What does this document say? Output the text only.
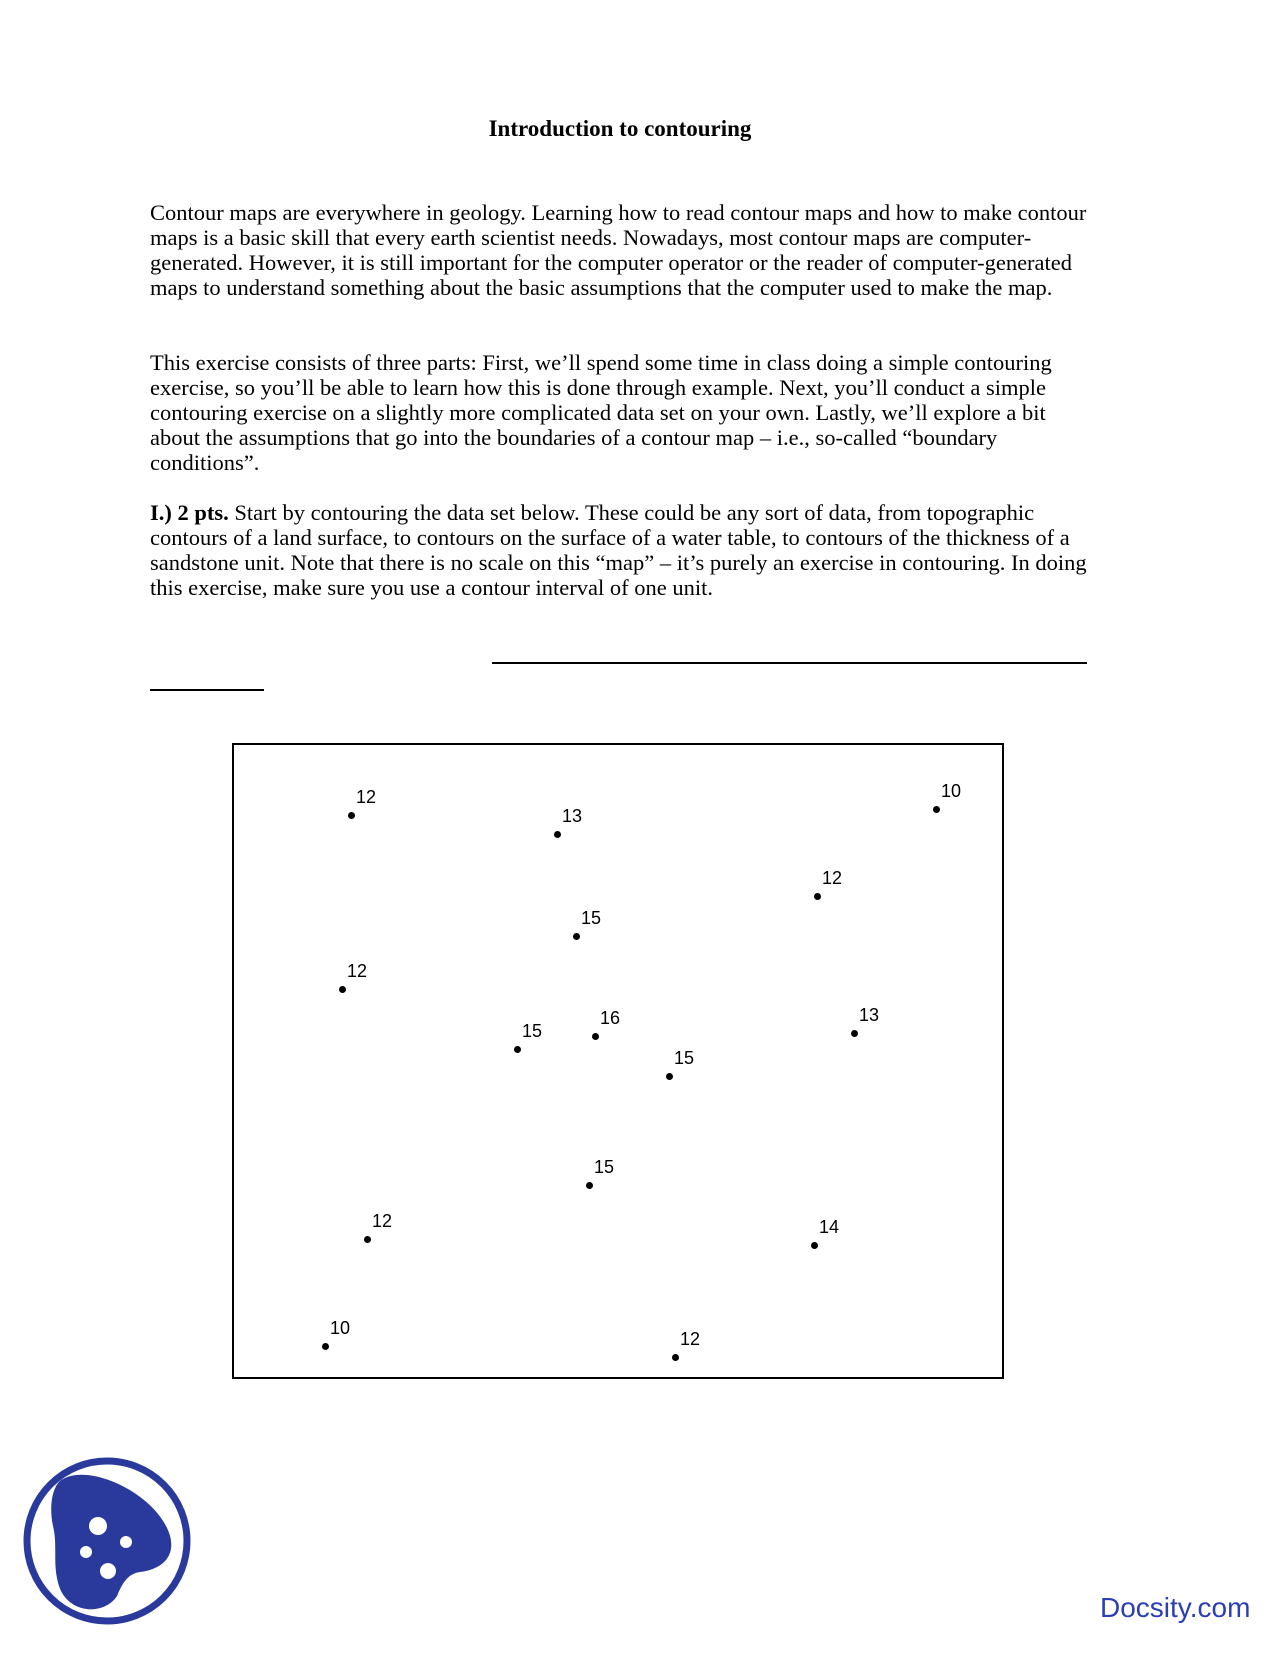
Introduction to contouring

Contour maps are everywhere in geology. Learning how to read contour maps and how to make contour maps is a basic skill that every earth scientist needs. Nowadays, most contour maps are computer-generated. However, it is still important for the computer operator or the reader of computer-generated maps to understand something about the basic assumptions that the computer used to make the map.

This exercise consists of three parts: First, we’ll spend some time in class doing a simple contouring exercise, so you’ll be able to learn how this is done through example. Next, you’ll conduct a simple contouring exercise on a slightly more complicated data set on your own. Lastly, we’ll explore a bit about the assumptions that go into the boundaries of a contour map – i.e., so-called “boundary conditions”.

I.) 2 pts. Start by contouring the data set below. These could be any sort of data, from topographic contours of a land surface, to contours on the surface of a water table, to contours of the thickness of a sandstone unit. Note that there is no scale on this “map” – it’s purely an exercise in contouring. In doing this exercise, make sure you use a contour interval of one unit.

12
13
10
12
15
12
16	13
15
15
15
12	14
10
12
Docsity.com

WRITTEN REQUEST: Your answer should be one number: how many lines of the listing include the word "this".

EXERCISE RESULT: 3